══ Record set

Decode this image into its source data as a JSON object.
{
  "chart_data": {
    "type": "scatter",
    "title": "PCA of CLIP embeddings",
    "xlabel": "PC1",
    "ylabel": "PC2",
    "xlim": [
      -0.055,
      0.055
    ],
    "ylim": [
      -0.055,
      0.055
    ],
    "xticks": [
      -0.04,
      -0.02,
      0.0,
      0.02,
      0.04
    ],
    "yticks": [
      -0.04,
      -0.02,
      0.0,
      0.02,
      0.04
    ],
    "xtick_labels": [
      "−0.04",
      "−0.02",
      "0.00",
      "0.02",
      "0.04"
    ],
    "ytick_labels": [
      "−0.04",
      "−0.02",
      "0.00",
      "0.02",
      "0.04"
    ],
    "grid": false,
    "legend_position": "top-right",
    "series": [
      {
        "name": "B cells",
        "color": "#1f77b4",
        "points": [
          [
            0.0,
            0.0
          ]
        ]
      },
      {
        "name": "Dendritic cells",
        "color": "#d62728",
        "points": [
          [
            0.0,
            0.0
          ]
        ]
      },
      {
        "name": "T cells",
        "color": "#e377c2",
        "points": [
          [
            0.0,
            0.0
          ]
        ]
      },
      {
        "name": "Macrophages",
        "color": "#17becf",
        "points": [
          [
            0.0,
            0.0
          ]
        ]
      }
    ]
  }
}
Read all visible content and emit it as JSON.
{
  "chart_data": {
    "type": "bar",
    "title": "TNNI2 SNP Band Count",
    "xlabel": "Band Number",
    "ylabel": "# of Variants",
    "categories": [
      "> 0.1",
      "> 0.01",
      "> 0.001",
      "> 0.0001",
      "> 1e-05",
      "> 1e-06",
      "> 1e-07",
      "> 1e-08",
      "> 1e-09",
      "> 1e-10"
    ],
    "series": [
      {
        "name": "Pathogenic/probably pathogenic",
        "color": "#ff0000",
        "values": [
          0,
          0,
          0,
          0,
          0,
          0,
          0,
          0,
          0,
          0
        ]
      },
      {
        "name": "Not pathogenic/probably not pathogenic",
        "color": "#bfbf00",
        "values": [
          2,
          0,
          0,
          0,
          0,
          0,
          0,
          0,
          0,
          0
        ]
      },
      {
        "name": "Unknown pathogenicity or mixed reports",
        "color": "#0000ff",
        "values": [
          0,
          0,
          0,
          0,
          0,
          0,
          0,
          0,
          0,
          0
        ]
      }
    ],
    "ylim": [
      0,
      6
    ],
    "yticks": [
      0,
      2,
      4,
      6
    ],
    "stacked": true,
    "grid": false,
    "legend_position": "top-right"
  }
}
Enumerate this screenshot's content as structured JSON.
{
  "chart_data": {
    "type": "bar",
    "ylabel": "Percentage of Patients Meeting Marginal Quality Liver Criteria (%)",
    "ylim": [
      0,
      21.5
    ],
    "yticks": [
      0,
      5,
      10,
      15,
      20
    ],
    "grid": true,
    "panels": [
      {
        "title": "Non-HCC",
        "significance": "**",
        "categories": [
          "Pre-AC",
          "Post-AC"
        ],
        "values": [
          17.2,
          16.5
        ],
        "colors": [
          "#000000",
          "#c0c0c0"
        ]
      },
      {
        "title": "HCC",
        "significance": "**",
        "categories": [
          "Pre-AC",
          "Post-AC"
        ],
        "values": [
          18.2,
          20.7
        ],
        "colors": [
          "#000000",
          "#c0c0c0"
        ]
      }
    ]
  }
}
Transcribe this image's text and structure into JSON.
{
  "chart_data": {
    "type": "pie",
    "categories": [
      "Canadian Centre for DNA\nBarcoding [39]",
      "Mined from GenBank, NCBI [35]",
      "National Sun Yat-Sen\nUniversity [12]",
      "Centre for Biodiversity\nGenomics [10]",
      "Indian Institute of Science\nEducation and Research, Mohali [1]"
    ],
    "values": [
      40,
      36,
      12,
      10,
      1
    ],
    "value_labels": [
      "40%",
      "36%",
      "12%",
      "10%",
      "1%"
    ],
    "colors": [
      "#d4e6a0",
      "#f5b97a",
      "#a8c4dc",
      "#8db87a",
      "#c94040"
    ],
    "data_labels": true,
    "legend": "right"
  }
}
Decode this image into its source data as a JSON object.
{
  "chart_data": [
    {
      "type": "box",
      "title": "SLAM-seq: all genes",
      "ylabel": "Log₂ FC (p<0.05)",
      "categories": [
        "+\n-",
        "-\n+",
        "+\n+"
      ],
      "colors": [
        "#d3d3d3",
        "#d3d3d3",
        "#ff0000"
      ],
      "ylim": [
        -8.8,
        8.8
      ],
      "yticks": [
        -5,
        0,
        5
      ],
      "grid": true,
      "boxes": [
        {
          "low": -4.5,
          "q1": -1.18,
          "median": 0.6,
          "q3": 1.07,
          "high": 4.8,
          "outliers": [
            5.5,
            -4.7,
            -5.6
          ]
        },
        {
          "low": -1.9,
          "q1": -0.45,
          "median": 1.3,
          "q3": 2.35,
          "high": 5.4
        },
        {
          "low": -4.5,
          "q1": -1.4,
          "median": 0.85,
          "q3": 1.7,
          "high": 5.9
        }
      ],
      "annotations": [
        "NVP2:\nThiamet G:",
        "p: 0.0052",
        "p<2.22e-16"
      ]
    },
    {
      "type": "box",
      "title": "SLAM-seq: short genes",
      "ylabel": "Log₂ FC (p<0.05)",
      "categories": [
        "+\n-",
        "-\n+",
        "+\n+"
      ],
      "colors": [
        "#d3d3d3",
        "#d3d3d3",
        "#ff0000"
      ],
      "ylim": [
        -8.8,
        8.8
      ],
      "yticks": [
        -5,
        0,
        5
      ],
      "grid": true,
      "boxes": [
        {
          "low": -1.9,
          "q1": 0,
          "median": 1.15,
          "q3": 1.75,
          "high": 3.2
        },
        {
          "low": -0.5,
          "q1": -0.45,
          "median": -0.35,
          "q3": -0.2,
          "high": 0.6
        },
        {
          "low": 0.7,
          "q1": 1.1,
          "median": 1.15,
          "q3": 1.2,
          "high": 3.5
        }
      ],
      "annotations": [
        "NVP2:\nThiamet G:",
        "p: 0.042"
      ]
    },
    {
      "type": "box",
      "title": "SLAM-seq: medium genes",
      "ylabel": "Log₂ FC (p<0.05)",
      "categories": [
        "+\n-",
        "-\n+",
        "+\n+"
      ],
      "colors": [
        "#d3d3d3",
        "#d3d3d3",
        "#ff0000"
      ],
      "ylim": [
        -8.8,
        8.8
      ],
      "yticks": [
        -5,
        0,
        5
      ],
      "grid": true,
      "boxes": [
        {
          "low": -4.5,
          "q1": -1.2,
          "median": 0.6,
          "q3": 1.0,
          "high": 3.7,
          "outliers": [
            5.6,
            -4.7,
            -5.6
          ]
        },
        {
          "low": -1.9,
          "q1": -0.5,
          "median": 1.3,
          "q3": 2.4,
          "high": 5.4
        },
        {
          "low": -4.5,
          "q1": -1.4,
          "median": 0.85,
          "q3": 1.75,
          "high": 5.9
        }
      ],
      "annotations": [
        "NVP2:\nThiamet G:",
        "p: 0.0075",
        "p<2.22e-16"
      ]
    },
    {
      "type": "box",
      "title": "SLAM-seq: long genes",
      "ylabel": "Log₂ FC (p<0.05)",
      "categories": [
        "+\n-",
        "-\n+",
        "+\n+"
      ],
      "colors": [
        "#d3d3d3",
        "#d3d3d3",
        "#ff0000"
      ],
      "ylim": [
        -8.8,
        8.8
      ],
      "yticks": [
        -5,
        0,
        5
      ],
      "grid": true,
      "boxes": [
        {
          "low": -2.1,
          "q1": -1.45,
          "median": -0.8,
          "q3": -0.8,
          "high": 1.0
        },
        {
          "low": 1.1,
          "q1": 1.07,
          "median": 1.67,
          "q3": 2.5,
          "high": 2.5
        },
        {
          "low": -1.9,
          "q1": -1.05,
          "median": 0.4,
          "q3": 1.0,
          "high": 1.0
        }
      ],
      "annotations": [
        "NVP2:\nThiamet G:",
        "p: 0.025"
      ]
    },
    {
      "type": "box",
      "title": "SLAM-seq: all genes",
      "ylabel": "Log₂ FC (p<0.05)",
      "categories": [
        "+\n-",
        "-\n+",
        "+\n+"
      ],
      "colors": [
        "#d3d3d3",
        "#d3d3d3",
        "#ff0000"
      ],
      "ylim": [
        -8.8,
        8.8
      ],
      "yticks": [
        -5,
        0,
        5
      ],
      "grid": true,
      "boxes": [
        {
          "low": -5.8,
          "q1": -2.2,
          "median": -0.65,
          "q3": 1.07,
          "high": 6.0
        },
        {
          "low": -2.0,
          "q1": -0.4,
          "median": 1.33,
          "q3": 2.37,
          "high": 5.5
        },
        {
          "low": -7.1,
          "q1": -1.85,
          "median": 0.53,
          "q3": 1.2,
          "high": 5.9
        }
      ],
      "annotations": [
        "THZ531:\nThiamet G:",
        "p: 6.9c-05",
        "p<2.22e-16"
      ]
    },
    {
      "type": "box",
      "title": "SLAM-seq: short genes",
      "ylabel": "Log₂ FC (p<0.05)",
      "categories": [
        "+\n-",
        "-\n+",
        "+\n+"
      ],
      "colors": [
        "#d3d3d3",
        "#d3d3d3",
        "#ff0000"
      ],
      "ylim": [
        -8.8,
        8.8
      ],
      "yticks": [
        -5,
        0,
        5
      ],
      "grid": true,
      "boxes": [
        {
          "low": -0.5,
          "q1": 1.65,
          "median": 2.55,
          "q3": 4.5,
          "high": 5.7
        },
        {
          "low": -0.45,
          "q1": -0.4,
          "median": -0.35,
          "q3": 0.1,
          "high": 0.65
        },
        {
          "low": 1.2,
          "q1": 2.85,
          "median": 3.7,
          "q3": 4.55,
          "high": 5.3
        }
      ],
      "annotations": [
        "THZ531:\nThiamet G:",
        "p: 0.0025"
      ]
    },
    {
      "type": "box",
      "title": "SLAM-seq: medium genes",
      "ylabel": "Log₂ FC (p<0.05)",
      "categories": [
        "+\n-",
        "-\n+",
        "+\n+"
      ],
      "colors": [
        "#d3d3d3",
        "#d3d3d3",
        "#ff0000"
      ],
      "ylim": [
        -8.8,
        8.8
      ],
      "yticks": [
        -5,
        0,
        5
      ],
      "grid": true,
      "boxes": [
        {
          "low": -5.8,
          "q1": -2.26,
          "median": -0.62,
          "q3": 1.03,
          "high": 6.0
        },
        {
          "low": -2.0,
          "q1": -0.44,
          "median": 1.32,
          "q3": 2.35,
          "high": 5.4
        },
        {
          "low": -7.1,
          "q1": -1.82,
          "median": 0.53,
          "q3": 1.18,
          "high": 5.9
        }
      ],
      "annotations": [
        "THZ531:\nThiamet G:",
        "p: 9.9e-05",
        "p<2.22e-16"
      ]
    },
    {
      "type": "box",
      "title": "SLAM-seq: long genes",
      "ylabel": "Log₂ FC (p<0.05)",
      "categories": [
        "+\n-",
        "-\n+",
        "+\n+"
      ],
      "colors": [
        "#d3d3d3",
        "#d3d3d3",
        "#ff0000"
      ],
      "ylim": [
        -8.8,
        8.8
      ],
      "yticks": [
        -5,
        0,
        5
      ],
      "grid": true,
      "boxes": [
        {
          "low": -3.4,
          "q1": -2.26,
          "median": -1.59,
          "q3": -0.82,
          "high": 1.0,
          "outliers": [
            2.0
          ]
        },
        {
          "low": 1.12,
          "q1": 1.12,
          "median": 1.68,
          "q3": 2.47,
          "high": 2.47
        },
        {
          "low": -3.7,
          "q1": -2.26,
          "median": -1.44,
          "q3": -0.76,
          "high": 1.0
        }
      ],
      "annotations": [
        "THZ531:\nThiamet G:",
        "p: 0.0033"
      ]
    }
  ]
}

════

**Your assignment:** Only lines holding "Band" are wanted; copy all of them from the listing.

**Response box:**
    "title": "TNNI2 SNP Band Count",
    "xlabel": "Band Number",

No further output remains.